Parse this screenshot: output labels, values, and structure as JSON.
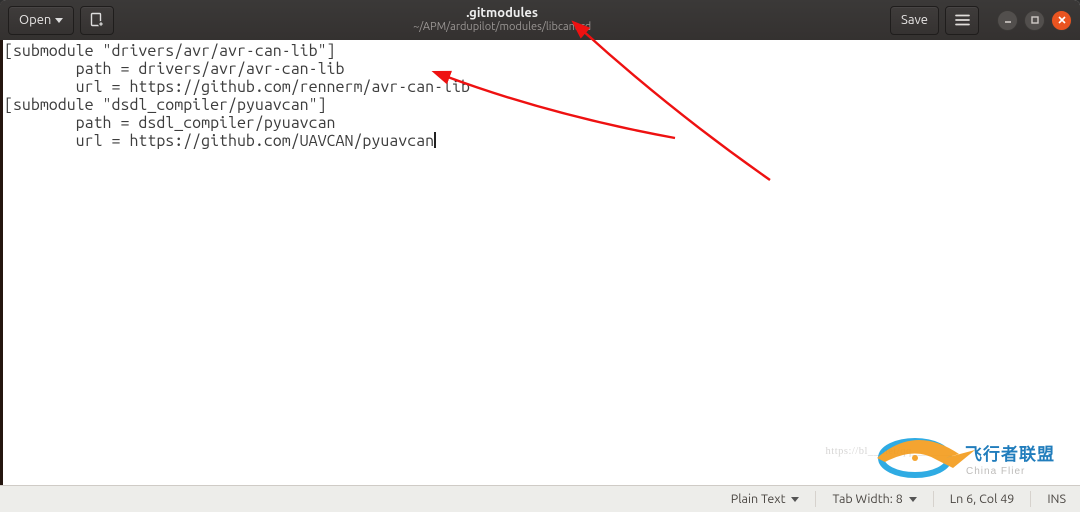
{
  "header": {
    "open_label": "Open",
    "save_label": "Save",
    "title": ".gitmodules",
    "subtitle": "~/APM/ardupilot/modules/libcanard"
  },
  "file_content": {
    "lines": [
      "[submodule \"drivers/avr/avr-can-lib\"]",
      "        path = drivers/avr/avr-can-lib",
      "        url = https://github.com/rennerm/avr-can-lib",
      "[submodule \"dsdl_compiler/pyuavcan\"]",
      "        path = dsdl_compiler/pyuavcan",
      "        url = https://github.com/UAVCAN/pyuavcan"
    ]
  },
  "statusbar": {
    "syntax": "Plain Text",
    "tab_width": "Tab Width: 8",
    "position": "Ln 6, Col 49",
    "mode": "INS"
  },
  "watermark": {
    "brand_cn": "飞行者联盟",
    "brand_en": "China Flier",
    "url_hint": "https://bl__.net/qq_______"
  }
}
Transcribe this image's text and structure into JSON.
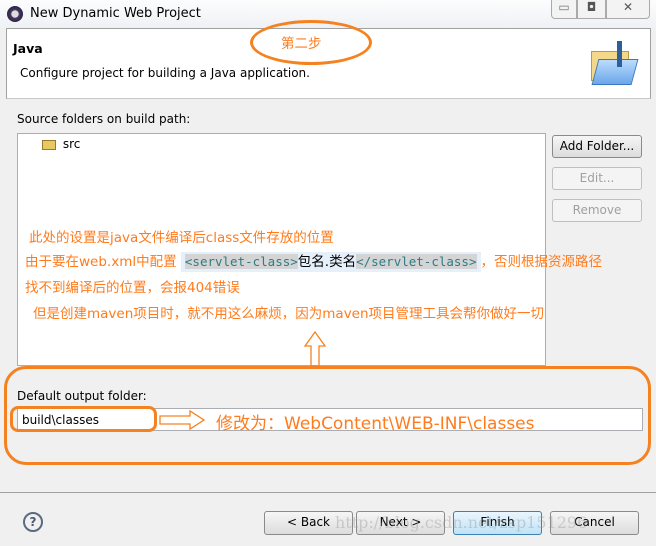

━━━━━━━━━━━━━━━━━━━━━━━━━━━━━━

#### Exercise:
Repeat the material above word for word, please, apart from its images.

#### Full solution:
Parse this screenshot: output labels, values, and structure as JSON.
{
  "header": {
    "open_label": "Open",
    "save_label": "Save",
    "title": ".gitmodules",
    "subtitle": "~/APM/ardupilot/modules/libcanard"
  },
  "file_content": {
    "lines": [
      "[submodule \"drivers/avr/avr-can-lib\"]",
      "        path = drivers/avr/avr-can-lib",
      "        url = https://github.com/rennerm/avr-can-lib",
      "[submodule \"dsdl_compiler/pyuavcan\"]",
      "        path = dsdl_compiler/pyuavcan",
      "        url = https://github.com/UAVCAN/pyuavcan"
    ]
  },
  "statusbar": {
    "syntax": "Plain Text",
    "tab_width": "Tab Width: 8",
    "position": "Ln 6, Col 49",
    "mode": "INS"
  },
  "watermark": {
    "brand_cn": "飞行者联盟",
    "brand_en": "China Flier",
    "url_hint": "https://bl__.net/qq_______"
  }
}
Transcribe this image's text and structure into JSON.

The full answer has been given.